(Collected data)

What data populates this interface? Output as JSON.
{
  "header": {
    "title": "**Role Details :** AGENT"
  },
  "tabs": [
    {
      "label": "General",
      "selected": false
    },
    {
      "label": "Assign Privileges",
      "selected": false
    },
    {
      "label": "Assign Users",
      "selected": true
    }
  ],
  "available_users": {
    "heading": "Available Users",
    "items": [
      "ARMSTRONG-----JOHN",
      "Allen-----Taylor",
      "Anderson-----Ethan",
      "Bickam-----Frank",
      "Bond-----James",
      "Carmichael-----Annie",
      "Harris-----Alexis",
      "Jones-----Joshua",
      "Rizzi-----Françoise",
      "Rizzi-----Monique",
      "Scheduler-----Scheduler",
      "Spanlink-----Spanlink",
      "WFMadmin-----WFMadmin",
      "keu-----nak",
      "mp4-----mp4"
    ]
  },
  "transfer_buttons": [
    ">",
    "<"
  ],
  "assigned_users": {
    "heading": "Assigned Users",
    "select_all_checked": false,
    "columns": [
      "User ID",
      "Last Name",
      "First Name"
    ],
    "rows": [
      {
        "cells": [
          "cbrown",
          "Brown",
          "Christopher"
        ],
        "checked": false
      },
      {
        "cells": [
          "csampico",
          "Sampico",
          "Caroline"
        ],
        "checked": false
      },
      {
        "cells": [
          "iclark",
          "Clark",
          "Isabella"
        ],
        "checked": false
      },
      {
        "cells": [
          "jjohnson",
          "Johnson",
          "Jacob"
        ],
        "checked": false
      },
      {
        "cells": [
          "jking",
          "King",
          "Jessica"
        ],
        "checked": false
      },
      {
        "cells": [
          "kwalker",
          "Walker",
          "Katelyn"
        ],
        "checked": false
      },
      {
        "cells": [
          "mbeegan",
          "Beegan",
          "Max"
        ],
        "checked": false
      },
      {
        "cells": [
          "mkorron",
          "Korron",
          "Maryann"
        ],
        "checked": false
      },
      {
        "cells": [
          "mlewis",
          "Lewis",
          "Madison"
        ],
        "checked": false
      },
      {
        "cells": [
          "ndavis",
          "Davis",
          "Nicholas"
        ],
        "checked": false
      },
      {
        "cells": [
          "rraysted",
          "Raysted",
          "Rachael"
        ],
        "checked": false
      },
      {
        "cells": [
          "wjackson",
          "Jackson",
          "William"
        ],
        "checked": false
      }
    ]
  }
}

_REQUIRED WORK:_
Set all of the entries down again, exactly as they were given.

_RESULT FOR THIS TASK:_
What data populates this interface? Output as JSON.
{
  "header": {
    "title": "**Role Details :** AGENT"
  },
  "tabs": [
    {
      "label": "General",
      "selected": false
    },
    {
      "label": "Assign Privileges",
      "selected": false
    },
    {
      "label": "Assign Users",
      "selected": true
    }
  ],
  "available_users": {
    "heading": "Available Users",
    "items": [
      "ARMSTRONG-----JOHN",
      "Allen-----Taylor",
      "Anderson-----Ethan",
      "Bickam-----Frank",
      "Bond-----James",
      "Carmichael-----Annie",
      "Harris-----Alexis",
      "Jones-----Joshua",
      "Rizzi-----Françoise",
      "Rizzi-----Monique",
      "Scheduler-----Scheduler",
      "Spanlink-----Spanlink",
      "WFMadmin-----WFMadmin",
      "keu-----nak",
      "mp4-----mp4"
    ]
  },
  "transfer_buttons": [
    ">",
    "<"
  ],
  "assigned_users": {
    "heading": "Assigned Users",
    "select_all_checked": false,
    "columns": [
      "User ID",
      "Last Name",
      "First Name"
    ],
    "rows": [
      {
        "cells": [
          "cbrown",
          "Brown",
          "Christopher"
        ],
        "checked": false
      },
      {
        "cells": [
          "csampico",
          "Sampico",
          "Caroline"
        ],
        "checked": false
      },
      {
        "cells": [
          "iclark",
          "Clark",
          "Isabella"
        ],
        "checked": false
      },
      {
        "cells": [
          "jjohnson",
          "Johnson",
          "Jacob"
        ],
        "checked": false
      },
      {
        "cells": [
          "jking",
          "King",
          "Jessica"
        ],
        "checked": false
      },
      {
        "cells": [
          "kwalker",
          "Walker",
          "Katelyn"
        ],
        "checked": false
      },
      {
        "cells": [
          "mbeegan",
          "Beegan",
          "Max"
        ],
        "checked": false
      },
      {
        "cells": [
          "mkorron",
          "Korron",
          "Maryann"
        ],
        "checked": false
      },
      {
        "cells": [
          "mlewis",
          "Lewis",
          "Madison"
        ],
        "checked": false
      },
      {
        "cells": [
          "ndavis",
          "Davis",
          "Nicholas"
        ],
        "checked": false
      },
      {
        "cells": [
          "rraysted",
          "Raysted",
          "Rachael"
        ],
        "checked": false
      },
      {
        "cells": [
          "wjackson",
          "Jackson",
          "William"
        ],
        "checked": false
      }
    ]
  }
}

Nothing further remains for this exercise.